* [Excerpted data]
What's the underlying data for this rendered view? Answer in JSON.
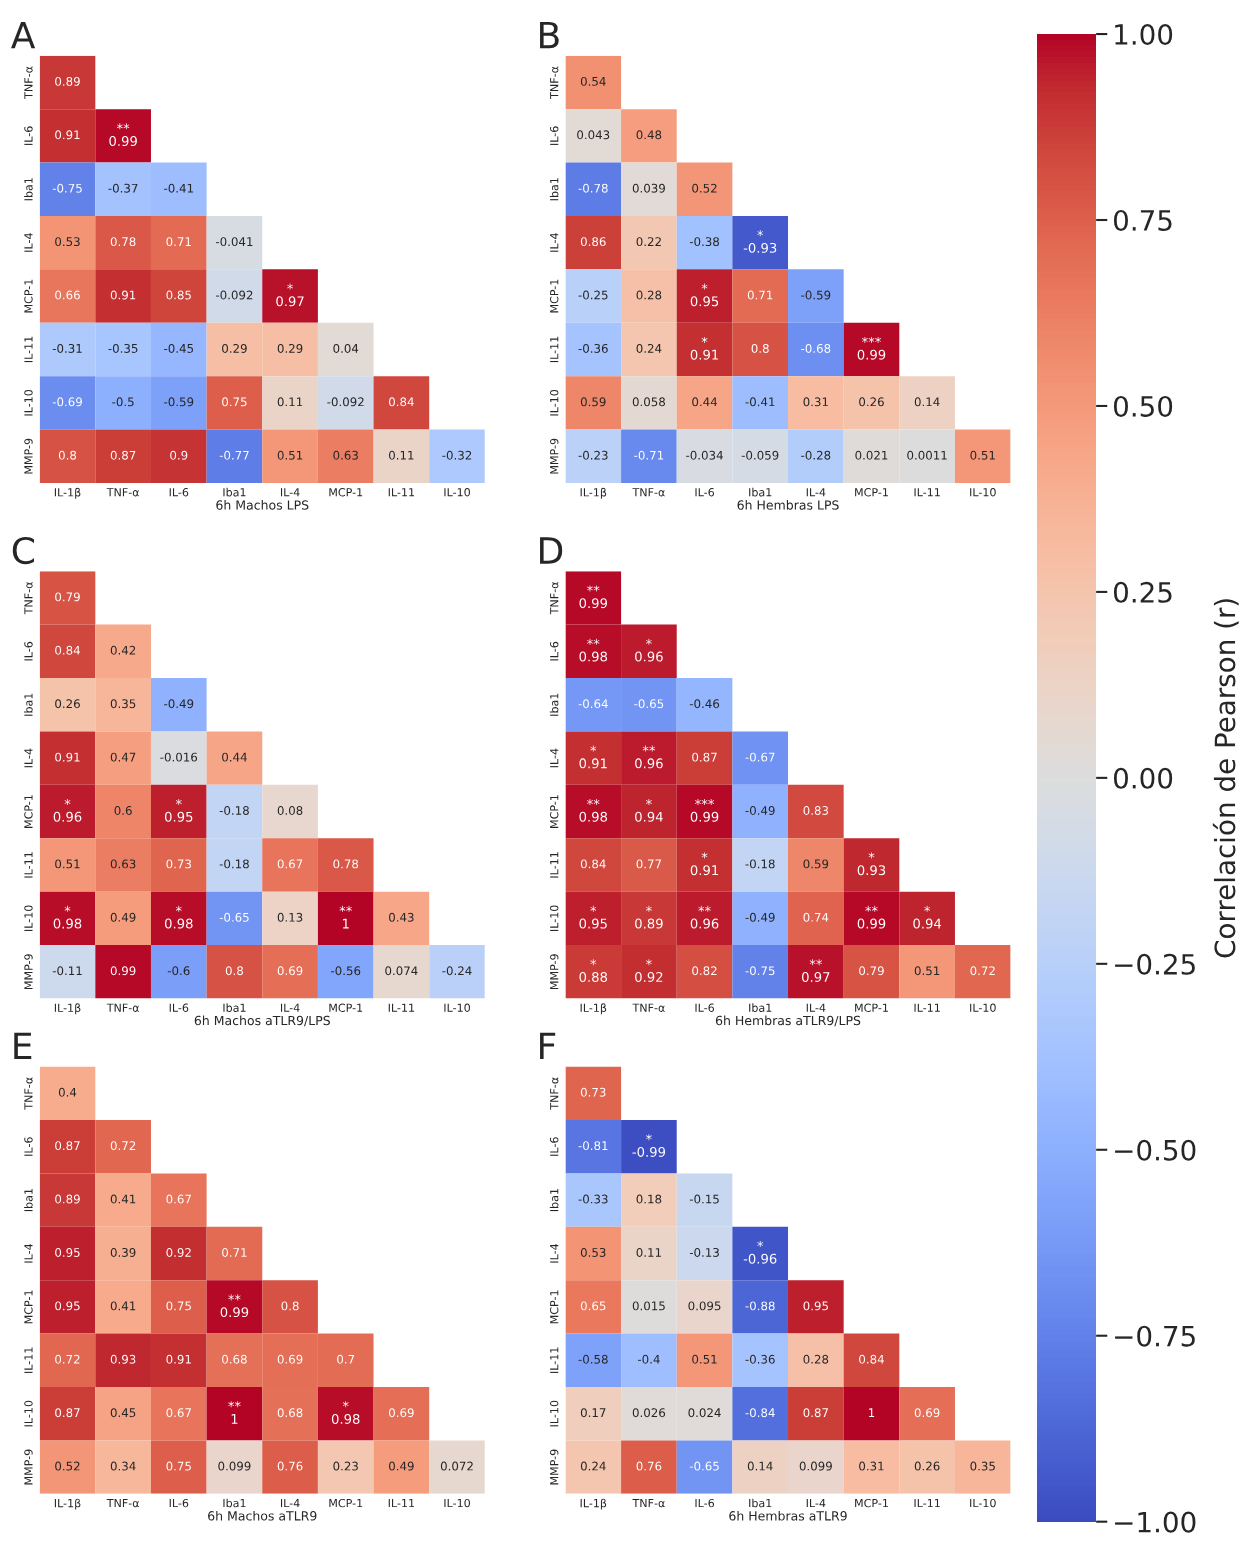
{
  "chart_data": [
    {
      "type": "heatmap",
      "title": "A",
      "xlabel": "6h Machos LPS",
      "clabel": "Correlación de Pearson (r)",
      "clim": [
        -1,
        1
      ],
      "cticks": [
        {
          "value": -1,
          "label": "−1.00"
        },
        {
          "value": -0.75,
          "label": "−0.75"
        },
        {
          "value": -0.5,
          "label": "−0.50"
        },
        {
          "value": -0.25,
          "label": "−0.25"
        },
        {
          "value": 0,
          "label": "0.00"
        },
        {
          "value": 0.25,
          "label": "0.25"
        },
        {
          "value": 0.5,
          "label": "0.50"
        },
        {
          "value": 0.75,
          "label": "0.75"
        },
        {
          "value": 1,
          "label": "1.00"
        }
      ],
      "categories": [
        "IL-1β",
        "TNF-α",
        "IL-6",
        "Iba1",
        "IL-4",
        "MCP-1",
        "IL-11",
        "IL-10"
      ],
      "y_categories": [
        "TNF-α",
        "IL-6",
        "Iba1",
        "IL-4",
        "MCP-1",
        "IL-11",
        "IL-10",
        "MMP-9"
      ],
      "cells": [
        [
          0.89,
          null,
          null,
          null,
          null,
          null,
          null,
          null
        ],
        [
          0.91,
          0.99,
          null,
          null,
          null,
          null,
          null,
          null
        ],
        [
          -0.75,
          -0.37,
          -0.41,
          null,
          null,
          null,
          null,
          null
        ],
        [
          0.53,
          0.78,
          0.71,
          -0.041,
          null,
          null,
          null,
          null
        ],
        [
          0.66,
          0.91,
          0.85,
          -0.092,
          0.97,
          null,
          null,
          null
        ],
        [
          -0.31,
          -0.35,
          -0.45,
          0.29,
          0.29,
          0.04,
          null,
          null
        ],
        [
          -0.69,
          -0.5,
          -0.59,
          0.75,
          0.11,
          -0.092,
          0.84,
          null
        ],
        [
          0.8,
          0.87,
          0.9,
          -0.77,
          0.51,
          0.63,
          0.11,
          -0.32
        ]
      ],
      "cell_labels": [
        [
          "0.89",
          null,
          null,
          null,
          null,
          null,
          null,
          null
        ],
        [
          "0.91",
          "**\n0.99",
          null,
          null,
          null,
          null,
          null,
          null
        ],
        [
          "-0.75",
          "-0.37",
          "-0.41",
          null,
          null,
          null,
          null,
          null
        ],
        [
          "0.53",
          "0.78",
          "0.71",
          "-0.041",
          null,
          null,
          null,
          null
        ],
        [
          "0.66",
          "0.91",
          "0.85",
          "-0.092",
          "*\n0.97",
          null,
          null,
          null
        ],
        [
          "-0.31",
          "-0.35",
          "-0.45",
          "0.29",
          "0.29",
          "0.04",
          null,
          null
        ],
        [
          "-0.69",
          "-0.5",
          "-0.59",
          "0.75",
          "0.11",
          "-0.092",
          "0.84",
          null
        ],
        [
          "0.8",
          "0.87",
          "0.9",
          "-0.77",
          "0.51",
          "0.63",
          "0.11",
          "-0.32"
        ]
      ]
    },
    {
      "type": "heatmap",
      "title": "B",
      "xlabel": "6h Hembras LPS",
      "categories": [
        "IL-1β",
        "TNF-α",
        "IL-6",
        "Iba1",
        "IL-4",
        "MCP-1",
        "IL-11",
        "IL-10"
      ],
      "y_categories": [
        "TNF-α",
        "IL-6",
        "Iba1",
        "IL-4",
        "MCP-1",
        "IL-11",
        "IL-10",
        "MMP-9"
      ],
      "cells": [
        [
          0.54,
          null,
          null,
          null,
          null,
          null,
          null,
          null
        ],
        [
          0.043,
          0.48,
          null,
          null,
          null,
          null,
          null,
          null
        ],
        [
          -0.78,
          0.039,
          0.52,
          null,
          null,
          null,
          null,
          null
        ],
        [
          0.86,
          0.22,
          -0.38,
          -0.93,
          null,
          null,
          null,
          null
        ],
        [
          -0.25,
          0.28,
          0.95,
          0.71,
          -0.59,
          null,
          null,
          null
        ],
        [
          -0.36,
          0.24,
          0.91,
          0.8,
          -0.68,
          0.99,
          null,
          null
        ],
        [
          0.59,
          0.058,
          0.44,
          -0.41,
          0.31,
          0.26,
          0.14,
          null
        ],
        [
          -0.23,
          -0.71,
          -0.034,
          -0.059,
          -0.28,
          0.021,
          0.0011,
          0.51
        ]
      ],
      "cell_labels": [
        [
          "0.54",
          null,
          null,
          null,
          null,
          null,
          null,
          null
        ],
        [
          "0.043",
          "0.48",
          null,
          null,
          null,
          null,
          null,
          null
        ],
        [
          "-0.78",
          "0.039",
          "0.52",
          null,
          null,
          null,
          null,
          null
        ],
        [
          "0.86",
          "0.22",
          "-0.38",
          "*\n-0.93",
          null,
          null,
          null,
          null
        ],
        [
          "-0.25",
          "0.28",
          "*\n0.95",
          "0.71",
          "-0.59",
          null,
          null,
          null
        ],
        [
          "-0.36",
          "0.24",
          "*\n0.91",
          "0.8",
          "-0.68",
          "***\n0.99",
          null,
          null
        ],
        [
          "0.59",
          "0.058",
          "0.44",
          "-0.41",
          "0.31",
          "0.26",
          "0.14",
          null
        ],
        [
          "-0.23",
          "-0.71",
          "-0.034",
          "-0.059",
          "-0.28",
          "0.021",
          "0.0011",
          "0.51"
        ]
      ]
    },
    {
      "type": "heatmap",
      "title": "C",
      "xlabel": "6h Machos aTLR9/LPS",
      "categories": [
        "IL-1β",
        "TNF-α",
        "IL-6",
        "Iba1",
        "IL-4",
        "MCP-1",
        "IL-11",
        "IL-10"
      ],
      "y_categories": [
        "TNF-α",
        "IL-6",
        "Iba1",
        "IL-4",
        "MCP-1",
        "IL-11",
        "IL-10",
        "MMP-9"
      ],
      "cells": [
        [
          0.79,
          null,
          null,
          null,
          null,
          null,
          null,
          null
        ],
        [
          0.84,
          0.42,
          null,
          null,
          null,
          null,
          null,
          null
        ],
        [
          0.26,
          0.35,
          -0.49,
          null,
          null,
          null,
          null,
          null
        ],
        [
          0.91,
          0.47,
          -0.016,
          0.44,
          null,
          null,
          null,
          null
        ],
        [
          0.96,
          0.6,
          0.95,
          -0.18,
          0.08,
          null,
          null,
          null
        ],
        [
          0.51,
          0.63,
          0.73,
          -0.18,
          0.67,
          0.78,
          null,
          null
        ],
        [
          0.98,
          0.49,
          0.98,
          -0.65,
          0.13,
          1,
          0.43,
          null
        ],
        [
          -0.11,
          0.99,
          -0.6,
          0.8,
          0.69,
          -0.56,
          0.074,
          -0.24
        ]
      ],
      "cell_labels": [
        [
          "0.79",
          null,
          null,
          null,
          null,
          null,
          null,
          null
        ],
        [
          "0.84",
          "0.42",
          null,
          null,
          null,
          null,
          null,
          null
        ],
        [
          "0.26",
          "0.35",
          "-0.49",
          null,
          null,
          null,
          null,
          null
        ],
        [
          "0.91",
          "0.47",
          "-0.016",
          "0.44",
          null,
          null,
          null,
          null
        ],
        [
          "*\n0.96",
          "0.6",
          "*\n0.95",
          "-0.18",
          "0.08",
          null,
          null,
          null
        ],
        [
          "0.51",
          "0.63",
          "0.73",
          "-0.18",
          "0.67",
          "0.78",
          null,
          null
        ],
        [
          "*\n0.98",
          "0.49",
          "*\n0.98",
          "-0.65",
          "0.13",
          "**\n1",
          "0.43",
          null
        ],
        [
          "-0.11",
          "0.99",
          "-0.6",
          "0.8",
          "0.69",
          "-0.56",
          "0.074",
          "-0.24"
        ]
      ]
    },
    {
      "type": "heatmap",
      "title": "D",
      "xlabel": "6h Hembras aTLR9/LPS",
      "categories": [
        "IL-1β",
        "TNF-α",
        "IL-6",
        "Iba1",
        "IL-4",
        "MCP-1",
        "IL-11",
        "IL-10"
      ],
      "y_categories": [
        "TNF-α",
        "IL-6",
        "Iba1",
        "IL-4",
        "MCP-1",
        "IL-11",
        "IL-10",
        "MMP-9"
      ],
      "cells": [
        [
          0.99,
          null,
          null,
          null,
          null,
          null,
          null,
          null
        ],
        [
          0.98,
          0.96,
          null,
          null,
          null,
          null,
          null,
          null
        ],
        [
          -0.64,
          -0.65,
          -0.46,
          null,
          null,
          null,
          null,
          null
        ],
        [
          0.91,
          0.96,
          0.87,
          -0.67,
          null,
          null,
          null,
          null
        ],
        [
          0.98,
          0.94,
          0.99,
          -0.49,
          0.83,
          null,
          null,
          null
        ],
        [
          0.84,
          0.77,
          0.91,
          -0.18,
          0.59,
          0.93,
          null,
          null
        ],
        [
          0.95,
          0.89,
          0.96,
          -0.49,
          0.74,
          0.99,
          0.94,
          null
        ],
        [
          0.88,
          0.92,
          0.82,
          -0.75,
          0.97,
          0.79,
          0.51,
          0.72
        ]
      ],
      "cell_labels": [
        [
          "**\n0.99",
          null,
          null,
          null,
          null,
          null,
          null,
          null
        ],
        [
          "**\n0.98",
          "*\n0.96",
          null,
          null,
          null,
          null,
          null,
          null
        ],
        [
          "-0.64",
          "-0.65",
          "-0.46",
          null,
          null,
          null,
          null,
          null
        ],
        [
          "*\n0.91",
          "**\n0.96",
          "0.87",
          "-0.67",
          null,
          null,
          null,
          null
        ],
        [
          "**\n0.98",
          "*\n0.94",
          "***\n0.99",
          "-0.49",
          "0.83",
          null,
          null,
          null
        ],
        [
          "0.84",
          "0.77",
          "*\n0.91",
          "-0.18",
          "0.59",
          "*\n0.93",
          null,
          null
        ],
        [
          "*\n0.95",
          "*\n0.89",
          "**\n0.96",
          "-0.49",
          "0.74",
          "**\n0.99",
          "*\n0.94",
          null
        ],
        [
          "*\n0.88",
          "*\n0.92",
          "0.82",
          "-0.75",
          "**\n0.97",
          "0.79",
          "0.51",
          "0.72"
        ]
      ]
    },
    {
      "type": "heatmap",
      "title": "E",
      "xlabel": "6h Machos aTLR9",
      "categories": [
        "IL-1β",
        "TNF-α",
        "IL-6",
        "Iba1",
        "IL-4",
        "MCP-1",
        "IL-11",
        "IL-10"
      ],
      "y_categories": [
        "TNF-α",
        "IL-6",
        "Iba1",
        "IL-4",
        "MCP-1",
        "IL-11",
        "IL-10",
        "MMP-9"
      ],
      "cells": [
        [
          0.4,
          null,
          null,
          null,
          null,
          null,
          null,
          null
        ],
        [
          0.87,
          0.72,
          null,
          null,
          null,
          null,
          null,
          null
        ],
        [
          0.89,
          0.41,
          0.67,
          null,
          null,
          null,
          null,
          null
        ],
        [
          0.95,
          0.39,
          0.92,
          0.71,
          null,
          null,
          null,
          null
        ],
        [
          0.95,
          0.41,
          0.75,
          0.99,
          0.8,
          null,
          null,
          null
        ],
        [
          0.72,
          0.93,
          0.91,
          0.68,
          0.69,
          0.7,
          null,
          null
        ],
        [
          0.87,
          0.45,
          0.67,
          1,
          0.68,
          0.98,
          0.69,
          null
        ],
        [
          0.52,
          0.34,
          0.75,
          0.099,
          0.76,
          0.23,
          0.49,
          0.072
        ]
      ],
      "cell_labels": [
        [
          "0.4",
          null,
          null,
          null,
          null,
          null,
          null,
          null
        ],
        [
          "0.87",
          "0.72",
          null,
          null,
          null,
          null,
          null,
          null
        ],
        [
          "0.89",
          "0.41",
          "0.67",
          null,
          null,
          null,
          null,
          null
        ],
        [
          "0.95",
          "0.39",
          "0.92",
          "0.71",
          null,
          null,
          null,
          null
        ],
        [
          "0.95",
          "0.41",
          "0.75",
          "**\n0.99",
          "0.8",
          null,
          null,
          null
        ],
        [
          "0.72",
          "0.93",
          "0.91",
          "0.68",
          "0.69",
          "0.7",
          null,
          null
        ],
        [
          "0.87",
          "0.45",
          "0.67",
          "**\n1",
          "0.68",
          "*\n0.98",
          "0.69",
          null
        ],
        [
          "0.52",
          "0.34",
          "0.75",
          "0.099",
          "0.76",
          "0.23",
          "0.49",
          "0.072"
        ]
      ]
    },
    {
      "type": "heatmap",
      "title": "F",
      "xlabel": "6h Hembras aTLR9",
      "categories": [
        "IL-1β",
        "TNF-α",
        "IL-6",
        "Iba1",
        "IL-4",
        "MCP-1",
        "IL-11",
        "IL-10"
      ],
      "y_categories": [
        "TNF-α",
        "IL-6",
        "Iba1",
        "IL-4",
        "MCP-1",
        "IL-11",
        "IL-10",
        "MMP-9"
      ],
      "cells": [
        [
          0.73,
          null,
          null,
          null,
          null,
          null,
          null,
          null
        ],
        [
          -0.81,
          -0.99,
          null,
          null,
          null,
          null,
          null,
          null
        ],
        [
          -0.33,
          0.18,
          -0.15,
          null,
          null,
          null,
          null,
          null
        ],
        [
          0.53,
          0.11,
          -0.13,
          -0.96,
          null,
          null,
          null,
          null
        ],
        [
          0.65,
          0.015,
          0.095,
          -0.88,
          0.95,
          null,
          null,
          null
        ],
        [
          -0.58,
          -0.4,
          0.51,
          -0.36,
          0.28,
          0.84,
          null,
          null
        ],
        [
          0.17,
          0.026,
          0.024,
          -0.84,
          0.87,
          1,
          0.69,
          null
        ],
        [
          0.24,
          0.76,
          -0.65,
          0.14,
          0.099,
          0.31,
          0.26,
          0.35
        ]
      ],
      "cell_labels": [
        [
          "0.73",
          null,
          null,
          null,
          null,
          null,
          null,
          null
        ],
        [
          "-0.81",
          "*\n-0.99",
          null,
          null,
          null,
          null,
          null,
          null
        ],
        [
          "-0.33",
          "0.18",
          "-0.15",
          null,
          null,
          null,
          null,
          null
        ],
        [
          "0.53",
          "0.11",
          "-0.13",
          "*\n-0.96",
          null,
          null,
          null,
          null
        ],
        [
          "0.65",
          "0.015",
          "0.095",
          "-0.88",
          "0.95",
          null,
          null,
          null
        ],
        [
          "-0.58",
          "-0.4",
          "0.51",
          "-0.36",
          "0.28",
          "0.84",
          null,
          null
        ],
        [
          "0.17",
          "0.026",
          "0.024",
          "-0.84",
          "0.87",
          "1",
          "0.69",
          null
        ],
        [
          "0.24",
          "0.76",
          "-0.65",
          "0.14",
          "0.099",
          "0.31",
          "0.26",
          "0.35"
        ]
      ]
    }
  ]
}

* [Directions]
Copy every line of the material in which the word "value" occurs.

* [Solution to the problem]
          "value": -1,
          "value": -0.75,
          "value": -0.5,
          "value": -0.25,
          "value": 0,
          "value": 0.25,
          "value": 0.5,
          "value": 0.75,
          "value": 1,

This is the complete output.